*Excerpted text*:

-----

- Conference: Independent
- Record: 5–2–2
- Head coach: Sally Miles (2nd season);
- Captain: James A. Nutter
- Home stadium: Gibboney Field

= 1906 VPI football team =

American college football season

The 1906 VPI football team represented Virginia Agricultural and Mechanical College and Polytechnic Institute in the 1906 college football season. The team was led by their head coach Sally Miles and finished with a record of five wins, two losses, and two ties (5–2–2).

==Schedule==

| Date | Time | Opponent | Site | Result | Attendance | Source |
|---|---|---|---|---|---|---|
| October 6 |  | vs. William & Mary | Fair Grounds; Roanoke, VA; | W 12–0 | 450 |  |
| October 8 |  | William & Mary | Gibboney Field; Blacksburg, VA; | W 28–0 |  |  |
| October 13 |  | at Clemson | Bowman Field; Calhoun, SC; | T 0–0 |  |  |
| October 27 | 3:00 p.m. | vs. North Carolina | Broad Street Park; Richmond, VA; | T 0–0 | 4,000 |  |
| November 3 |  | Roanoke | Gibboney Field; Blacksburg, VA; | W 18–0 |  |  |
| November 10 | 3:00 p.m. | vs. Bucknell | Lafayette Field; Norfolk, VA; | L 0–10 |  |  |
| November 17 | 2:30 p.m. | Davidson | Gibboney Field; Blacksburg, VA; | W 10–0 |  |  |
| November 24 |  | at Navy | Worden Field; Annapolis, MD; | L 0–5 |  |  |
| November 29 |  | vs. North Carolina A&M | Broad Street Park; Richmond, VA; | W 6–0 | 10,000 |  |

==Before the season==
The 1905 VPI football team compiled a 9–1 record and were led by Sally Miles in his first season as head coach.

==Game summaries==
===William & Mary (first game)===

VPI's first game of the season was a victory over William & Mary at the Fair Grounds in Roanoke, Virginia.

The starting lineup for VPI was: Grant (left end), Diffendal (left tackle), Cunningham (left guard), Johnson (center), Bonner (right guard), Garnett (right tackle), Worthington (right end), Montague (quarterback), Nutter (left halfback), Hodgson (right halfback), Smith (fullback).

The starting lineup for William & Mary was: Dade (left end), George Hankins (left tackle), James Kirkmyer (left guard), C. Hall (center), G. A. B. Dovell (right guard), Robert Strong (right tackle), Grant (right end), G. A. Dovell (quarterback), Somers (left halfback), George Ferguson (right halfback), Henry Carter (fullback).

-----

*Listed records*:
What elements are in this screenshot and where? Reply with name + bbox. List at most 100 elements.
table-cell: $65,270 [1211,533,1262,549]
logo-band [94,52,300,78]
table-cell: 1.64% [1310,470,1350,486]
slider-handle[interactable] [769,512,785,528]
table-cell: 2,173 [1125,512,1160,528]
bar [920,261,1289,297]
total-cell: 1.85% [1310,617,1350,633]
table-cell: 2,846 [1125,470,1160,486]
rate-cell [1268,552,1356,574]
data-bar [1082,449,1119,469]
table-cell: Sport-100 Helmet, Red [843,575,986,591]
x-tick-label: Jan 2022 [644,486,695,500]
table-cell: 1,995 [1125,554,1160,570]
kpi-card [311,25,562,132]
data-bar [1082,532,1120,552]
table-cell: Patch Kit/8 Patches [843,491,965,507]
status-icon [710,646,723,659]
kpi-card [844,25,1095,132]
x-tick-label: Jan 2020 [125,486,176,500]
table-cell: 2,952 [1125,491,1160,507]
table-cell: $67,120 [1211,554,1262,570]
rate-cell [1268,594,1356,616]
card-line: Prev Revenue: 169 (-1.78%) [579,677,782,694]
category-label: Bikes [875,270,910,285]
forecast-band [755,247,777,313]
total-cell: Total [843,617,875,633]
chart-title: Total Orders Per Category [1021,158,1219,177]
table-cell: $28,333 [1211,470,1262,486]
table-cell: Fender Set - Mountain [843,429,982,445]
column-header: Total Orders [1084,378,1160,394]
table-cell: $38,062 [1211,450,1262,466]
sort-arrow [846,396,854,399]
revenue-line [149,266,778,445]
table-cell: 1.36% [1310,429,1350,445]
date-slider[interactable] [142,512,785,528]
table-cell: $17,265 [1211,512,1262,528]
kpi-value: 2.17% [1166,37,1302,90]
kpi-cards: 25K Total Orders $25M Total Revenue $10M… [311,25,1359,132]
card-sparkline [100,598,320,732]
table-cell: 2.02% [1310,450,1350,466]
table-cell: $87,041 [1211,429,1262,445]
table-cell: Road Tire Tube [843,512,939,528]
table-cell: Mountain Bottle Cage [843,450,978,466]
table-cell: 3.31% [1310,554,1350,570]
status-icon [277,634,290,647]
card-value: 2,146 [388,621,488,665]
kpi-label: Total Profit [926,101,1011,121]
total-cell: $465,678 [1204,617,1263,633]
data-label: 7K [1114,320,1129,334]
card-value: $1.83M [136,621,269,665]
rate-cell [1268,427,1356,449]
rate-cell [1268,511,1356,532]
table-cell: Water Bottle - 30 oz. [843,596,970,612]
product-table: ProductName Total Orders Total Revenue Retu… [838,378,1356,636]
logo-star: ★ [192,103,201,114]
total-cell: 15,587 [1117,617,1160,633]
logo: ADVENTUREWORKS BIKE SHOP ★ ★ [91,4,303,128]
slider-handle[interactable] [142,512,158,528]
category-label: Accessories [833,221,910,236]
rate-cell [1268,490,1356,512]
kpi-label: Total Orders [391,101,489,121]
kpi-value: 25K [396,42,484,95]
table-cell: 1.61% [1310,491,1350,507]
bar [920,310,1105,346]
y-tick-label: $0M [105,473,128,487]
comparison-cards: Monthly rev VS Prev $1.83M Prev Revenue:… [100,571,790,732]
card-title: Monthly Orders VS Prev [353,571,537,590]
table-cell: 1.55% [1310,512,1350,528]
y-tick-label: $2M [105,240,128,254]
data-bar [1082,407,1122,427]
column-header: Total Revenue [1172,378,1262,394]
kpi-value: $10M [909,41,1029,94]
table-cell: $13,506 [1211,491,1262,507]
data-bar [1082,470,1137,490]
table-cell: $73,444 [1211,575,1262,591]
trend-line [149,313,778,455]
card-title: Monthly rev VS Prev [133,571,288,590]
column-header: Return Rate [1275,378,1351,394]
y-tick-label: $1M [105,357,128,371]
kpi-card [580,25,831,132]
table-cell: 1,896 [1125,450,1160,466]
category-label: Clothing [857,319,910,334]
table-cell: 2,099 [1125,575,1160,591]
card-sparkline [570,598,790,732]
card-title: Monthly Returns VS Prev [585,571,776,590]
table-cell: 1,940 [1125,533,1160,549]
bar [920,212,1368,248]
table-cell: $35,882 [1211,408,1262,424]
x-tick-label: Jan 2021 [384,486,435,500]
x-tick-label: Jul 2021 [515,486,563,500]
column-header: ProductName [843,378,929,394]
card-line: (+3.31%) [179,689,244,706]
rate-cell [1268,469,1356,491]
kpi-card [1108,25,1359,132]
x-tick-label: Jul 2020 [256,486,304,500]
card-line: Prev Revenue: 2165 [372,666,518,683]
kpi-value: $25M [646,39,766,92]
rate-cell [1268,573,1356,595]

-----

*Stated goal*: Continue the 1906 VPI football text from the point where it stops.

*Result below*:
===North Carolina===

The starting lineup for VPI was: Grant (left end), Diffendal (left tackle), Cunningham (left guard), Johnson (center), Garnett (right guard), Branch (right tackle), Worthington (right end), Treadwell (quarterback), Nutter (left halfback), Bouman (right halfback), Smith (fullback). The substitutes were: Hodgson.

The starting lineup for North Carolina was: James Davis (left end), Snowden Singletary (left tackle), Earle Thompson (left guard), George Rogers (center), James Morrow (right guard), John Thompson (right tackle), Wiley Pittman (right end), Joseph Mann (quarterback), Thomas McNeill (left halfback), Lucius Dunlap (right halfback), Romy Story (fullback).

| Team | 1 | 2 | Total |
|---|---|---|---|
| UNC | 0 | 0 | 0 |
| VPI | 0 | 0 | 0 |

===Roanoke===

The starting lineup for VPI was: Noland (left end), Kirk (left tackle), Cunningham (left guard), Johnson (center), Goodwin (right guard), Branch (right tackle), Varner (right end), E. M. Wilson (quarterback), Diffendal (left halfback), Nutter (right halfback), Smith (fullback). The substitutes were: Bahen and Lawson.

The starting lineup for Roanoke was: Frey (left end), Stair (left tackle), Engleby (left guard), Sayers (center), Morton (right guard), Conther (right tackle), Tainy (right end), Link (quarterback), F. H. Hansbarger (left halfback), Bowers (right halfback), Kelly (fullback).

===Bucknell===

The starting lineup for VPI was: Noland (left end), Diffendal (left tackle), Cunningham (left guard), Johnson (center), Goodwin (right guard), Branch (right tackle), Varner (right end), Wilson (quarterback), Luttrell (left halfback), Nutter (right halfback), Smith (fullback). The substitutes were: Hodgson.

The starting lineup for Bucknell was: Ralph Winegardner (left end), Marion Sayre (left tackle), William Hawk (left guard), Charles O'Brien (center), Percy Shade (right guard), Girton Lenhart (right tackle), James Hayes (right end), Chester Niple (quarterback), Arthur McNinch (left halfback), Charles Baldwin (right halfback), Clark (fullback).

| Team | 1 | 2 | Total |
|---|---|---|---|
| • Bucknell | 4 | 6 | 10 |
| VPI | 0 | 0 | 0 |

===Davidson===

The VPI-Davidson game was originally scheduled to be played in Roanoke, Virginia, but was moved to Lynchburg, Virginia at the request of VPI. However, the game was eventually played in Blacksburg.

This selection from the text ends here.